> [Material for this task]
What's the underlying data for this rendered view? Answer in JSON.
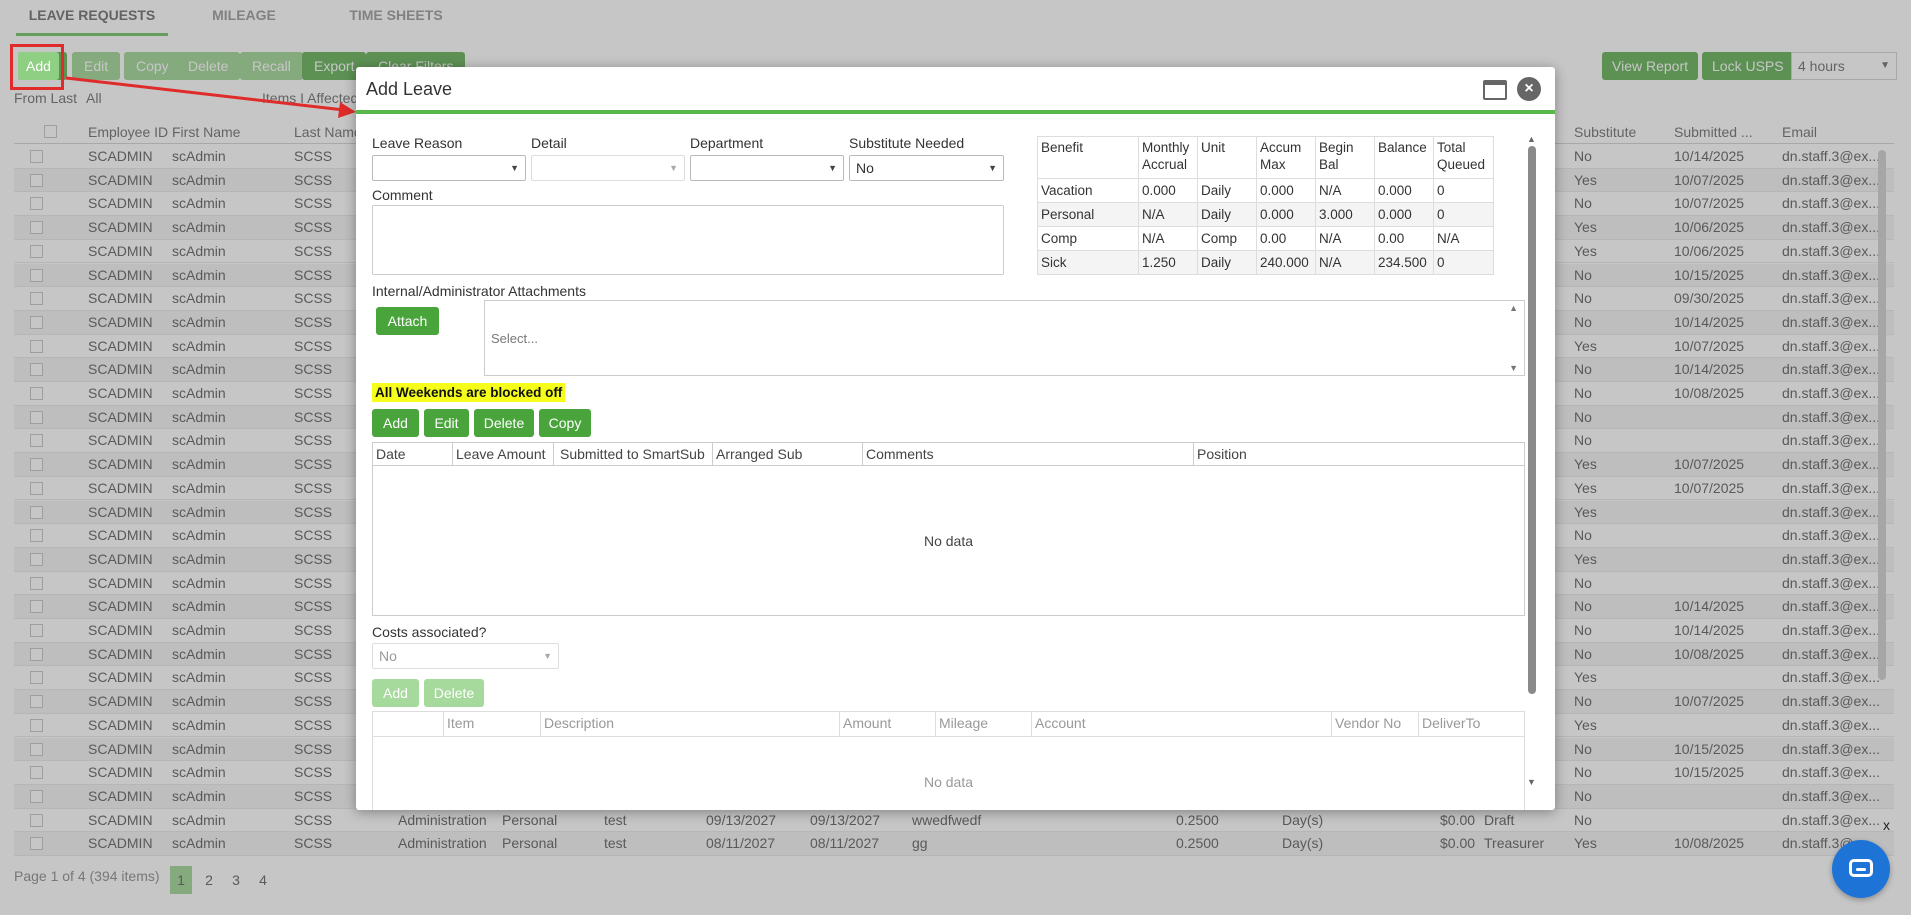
{
  "app": {
    "tabs": [
      {
        "label": "LEAVE REQUESTS",
        "active": true
      },
      {
        "label": "MILEAGE",
        "active": false
      },
      {
        "label": "TIME SHEETS",
        "active": false
      }
    ],
    "toolbar": [
      "Add",
      "Edit",
      "Copy",
      "Delete",
      "Recall",
      "Export",
      "Clear Filters"
    ],
    "right_buttons": [
      "View Report",
      "Lock USPS"
    ],
    "hours_select": "4 hours",
    "from_last_label": "From Last",
    "from_last_value": "All",
    "items_affected_label": "Items I Affected",
    "columns": [
      "Employee ID",
      "First Name",
      "Last Name",
      "Substitute",
      "Submitted ...",
      "Email"
    ],
    "rows": [
      {
        "emp": "SCADMIN",
        "first": "scAdmin",
        "last": "SCSS",
        "sub": "No",
        "date": "10/14/2025",
        "email": "dn.staff.3@ex..."
      },
      {
        "emp": "SCADMIN",
        "first": "scAdmin",
        "last": "SCSS",
        "sub": "Yes",
        "date": "10/07/2025",
        "email": "dn.staff.3@ex..."
      },
      {
        "emp": "SCADMIN",
        "first": "scAdmin",
        "last": "SCSS",
        "sub": "No",
        "date": "10/07/2025",
        "email": "dn.staff.3@ex..."
      },
      {
        "emp": "SCADMIN",
        "first": "scAdmin",
        "last": "SCSS",
        "sub": "Yes",
        "date": "10/06/2025",
        "email": "dn.staff.3@ex..."
      },
      {
        "emp": "SCADMIN",
        "first": "scAdmin",
        "last": "SCSS",
        "sub": "Yes",
        "date": "10/06/2025",
        "email": "dn.staff.3@ex..."
      },
      {
        "emp": "SCADMIN",
        "first": "scAdmin",
        "last": "SCSS",
        "sub": "No",
        "date": "10/15/2025",
        "email": "dn.staff.3@ex..."
      },
      {
        "emp": "SCADMIN",
        "first": "scAdmin",
        "last": "SCSS",
        "sub": "No",
        "date": "09/30/2025",
        "email": "dn.staff.3@ex..."
      },
      {
        "emp": "SCADMIN",
        "first": "scAdmin",
        "last": "SCSS",
        "sub": "No",
        "date": "10/14/2025",
        "email": "dn.staff.3@ex..."
      },
      {
        "emp": "SCADMIN",
        "first": "scAdmin",
        "last": "SCSS",
        "sub": "Yes",
        "date": "10/07/2025",
        "email": "dn.staff.3@ex..."
      },
      {
        "emp": "SCADMIN",
        "first": "scAdmin",
        "last": "SCSS",
        "sub": "No",
        "date": "10/14/2025",
        "email": "dn.staff.3@ex..."
      },
      {
        "emp": "SCADMIN",
        "first": "scAdmin",
        "last": "SCSS",
        "sub": "No",
        "date": "10/08/2025",
        "email": "dn.staff.3@ex..."
      },
      {
        "emp": "SCADMIN",
        "first": "scAdmin",
        "last": "SCSS",
        "sub": "No",
        "date": "",
        "email": "dn.staff.3@ex..."
      },
      {
        "emp": "SCADMIN",
        "first": "scAdmin",
        "last": "SCSS",
        "sub": "No",
        "date": "",
        "email": "dn.staff.3@ex..."
      },
      {
        "emp": "SCADMIN",
        "first": "scAdmin",
        "last": "SCSS",
        "sub": "Yes",
        "date": "10/07/2025",
        "email": "dn.staff.3@ex..."
      },
      {
        "emp": "SCADMIN",
        "first": "scAdmin",
        "last": "SCSS",
        "sub": "Yes",
        "date": "10/07/2025",
        "email": "dn.staff.3@ex..."
      },
      {
        "emp": "SCADMIN",
        "first": "scAdmin",
        "last": "SCSS",
        "sub": "Yes",
        "date": "",
        "email": "dn.staff.3@ex..."
      },
      {
        "emp": "SCADMIN",
        "first": "scAdmin",
        "last": "SCSS",
        "sub": "No",
        "date": "",
        "email": "dn.staff.3@ex..."
      },
      {
        "emp": "SCADMIN",
        "first": "scAdmin",
        "last": "SCSS",
        "sub": "Yes",
        "date": "",
        "email": "dn.staff.3@ex..."
      },
      {
        "emp": "SCADMIN",
        "first": "scAdmin",
        "last": "SCSS",
        "sub": "No",
        "date": "",
        "email": "dn.staff.3@ex..."
      },
      {
        "emp": "SCADMIN",
        "first": "scAdmin",
        "last": "SCSS",
        "sub": "No",
        "date": "10/14/2025",
        "email": "dn.staff.3@ex..."
      },
      {
        "emp": "SCADMIN",
        "first": "scAdmin",
        "last": "SCSS",
        "sub": "No",
        "date": "10/14/2025",
        "email": "dn.staff.3@ex..."
      },
      {
        "emp": "SCADMIN",
        "first": "scAdmin",
        "last": "SCSS",
        "sub": "No",
        "date": "10/08/2025",
        "email": "dn.staff.3@ex..."
      },
      {
        "emp": "SCADMIN",
        "first": "scAdmin",
        "last": "SCSS",
        "sub": "Yes",
        "date": "",
        "email": "dn.staff.3@ex..."
      },
      {
        "emp": "SCADMIN",
        "first": "scAdmin",
        "last": "SCSS",
        "sub": "No",
        "date": "10/07/2025",
        "email": "dn.staff.3@ex..."
      },
      {
        "emp": "SCADMIN",
        "first": "scAdmin",
        "last": "SCSS",
        "sub": "Yes",
        "date": "",
        "email": "dn.staff.3@ex..."
      },
      {
        "emp": "SCADMIN",
        "first": "scAdmin",
        "last": "SCSS",
        "sub": "No",
        "date": "10/15/2025",
        "email": "dn.staff.3@ex..."
      },
      {
        "emp": "SCADMIN",
        "first": "scAdmin",
        "last": "SCSS",
        "sub": "No",
        "date": "10/15/2025",
        "email": "dn.staff.3@ex..."
      },
      {
        "emp": "SCADMIN",
        "first": "scAdmin",
        "last": "SCSS",
        "sub": "No",
        "date": "",
        "email": "dn.staff.3@ex..."
      },
      {
        "emp": "SCADMIN",
        "first": "scAdmin",
        "last": "SCSS",
        "dept": "Administration",
        "reason": "Personal",
        "detail": "test",
        "start": "09/13/2027",
        "end": "09/13/2027",
        "comment": "wwedfwedf",
        "amount": "0.2500",
        "unit": "Day(s)",
        "cost": "$0.00",
        "status": "Draft",
        "sub": "No",
        "date": "",
        "email": "dn.staff.3@ex..."
      },
      {
        "emp": "SCADMIN",
        "first": "scAdmin",
        "last": "SCSS",
        "dept": "Administration",
        "reason": "Personal",
        "detail": "test",
        "start": "08/11/2027",
        "end": "08/11/2027",
        "comment": "gg",
        "amount": "0.2500",
        "unit": "Day(s)",
        "cost": "$0.00",
        "status": "Treasurer",
        "sub": "Yes",
        "date": "10/08/2025",
        "email": "dn.staff.3@ex..."
      }
    ],
    "pager_text": "Page 1 of 4 (394 items)",
    "pages": [
      "1",
      "2",
      "3",
      "4"
    ]
  },
  "dialog": {
    "title": "Add Leave",
    "labels": {
      "leave_reason": "Leave Reason",
      "detail": "Detail",
      "department": "Department",
      "substitute_needed": "Substitute Needed",
      "comment": "Comment",
      "attachments": "Internal/Administrator Attachments",
      "costs": "Costs associated?"
    },
    "values": {
      "leave_reason": "",
      "detail": "",
      "department": "",
      "substitute_needed": "No",
      "costs": "No"
    },
    "benefit_table": {
      "headers": [
        "Benefit",
        "Monthly Accrual",
        "Unit",
        "Accum Max",
        "Begin Bal",
        "Balance",
        "Total Queued"
      ],
      "rows": [
        [
          "Vacation",
          "0.000",
          "Daily",
          "0.000",
          "N/A",
          "0.000",
          "0"
        ],
        [
          "Personal",
          "N/A",
          "Daily",
          "0.000",
          "3.000",
          "0.000",
          "0"
        ],
        [
          "Comp",
          "N/A",
          "Comp",
          "0.00",
          "N/A",
          "0.00",
          "N/A"
        ],
        [
          "Sick",
          "1.250",
          "Daily",
          "240.000",
          "N/A",
          "234.500",
          "0"
        ]
      ]
    },
    "attach_label": "Attach",
    "attach_placeholder": "Select...",
    "warning": "All Weekends are blocked off",
    "leave_buttons": [
      "Add",
      "Edit",
      "Delete",
      "Copy"
    ],
    "leave_columns": [
      "Date",
      "Leave Amount",
      "Submitted to SmartSub",
      "Arranged Sub",
      "Comments",
      "Position"
    ],
    "no_data": "No data",
    "cost_buttons": [
      "Add",
      "Delete"
    ],
    "cost_columns": [
      "",
      "Item",
      "Description",
      "Amount",
      "Mileage",
      "Account",
      "Vendor No",
      "DeliverTo"
    ],
    "cost_no_data": "No data"
  },
  "chat": {
    "close": "x"
  },
  "colors": {
    "accent": "#58b94a",
    "button": "#4aa43c",
    "highlight": "#e02b2b",
    "warning_bg": "#f6ff1a",
    "chat": "#1e74d6"
  }
}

> [Exercise requirements]
Pull every line containing the word "data" out of the material and copy it.

> [Solution to the problem]
What's the underlying data for this rendered view? Answer in JSON.
    "no_data": "No data",
    "cost_no_data": "No data"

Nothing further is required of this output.